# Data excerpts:

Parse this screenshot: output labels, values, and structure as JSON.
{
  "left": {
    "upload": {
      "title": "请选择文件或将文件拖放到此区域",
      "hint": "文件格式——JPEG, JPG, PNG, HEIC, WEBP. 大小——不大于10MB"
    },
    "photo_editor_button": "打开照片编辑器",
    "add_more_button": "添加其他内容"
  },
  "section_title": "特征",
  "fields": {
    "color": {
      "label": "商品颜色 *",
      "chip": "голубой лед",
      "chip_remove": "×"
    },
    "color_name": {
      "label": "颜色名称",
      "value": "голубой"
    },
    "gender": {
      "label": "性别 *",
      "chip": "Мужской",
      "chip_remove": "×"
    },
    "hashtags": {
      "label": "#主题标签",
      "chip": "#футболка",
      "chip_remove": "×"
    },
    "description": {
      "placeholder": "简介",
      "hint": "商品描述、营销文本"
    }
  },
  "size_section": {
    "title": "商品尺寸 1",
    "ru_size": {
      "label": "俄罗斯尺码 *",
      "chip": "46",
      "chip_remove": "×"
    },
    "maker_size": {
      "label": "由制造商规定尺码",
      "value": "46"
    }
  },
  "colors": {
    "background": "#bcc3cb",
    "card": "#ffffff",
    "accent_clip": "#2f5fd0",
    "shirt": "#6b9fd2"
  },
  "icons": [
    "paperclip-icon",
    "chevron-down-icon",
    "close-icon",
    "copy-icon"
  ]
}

# What the task asks:
Exactly as they are written, print the entries again.

# Finished answer:
Parse this screenshot: output labels, values, and structure as JSON.
{
  "left": {
    "upload": {
      "title": "请选择文件或将文件拖放到此区域",
      "hint": "文件格式——JPEG, JPG, PNG, HEIC, WEBP. 大小——不大于10MB"
    },
    "photo_editor_button": "打开照片编辑器",
    "add_more_button": "添加其他内容"
  },
  "section_title": "特征",
  "fields": {
    "color": {
      "label": "商品颜色 *",
      "chip": "голубой лед",
      "chip_remove": "×"
    },
    "color_name": {
      "label": "颜色名称",
      "value": "голубой"
    },
    "gender": {
      "label": "性别 *",
      "chip": "Мужской",
      "chip_remove": "×"
    },
    "hashtags": {
      "label": "#主题标签",
      "chip": "#футболка",
      "chip_remove": "×"
    },
    "description": {
      "placeholder": "简介",
      "hint": "商品描述、营销文本"
    }
  },
  "size_section": {
    "title": "商品尺寸 1",
    "ru_size": {
      "label": "俄罗斯尺码 *",
      "chip": "46",
      "chip_remove": "×"
    },
    "maker_size": {
      "label": "由制造商规定尺码",
      "value": "46"
    }
  },
  "colors": {
    "background": "#bcc3cb",
    "card": "#ffffff",
    "accent_clip": "#2f5fd0",
    "shirt": "#6b9fd2"
  },
  "icons": [
    "paperclip-icon",
    "chevron-down-icon",
    "close-icon",
    "copy-icon"
  ]
}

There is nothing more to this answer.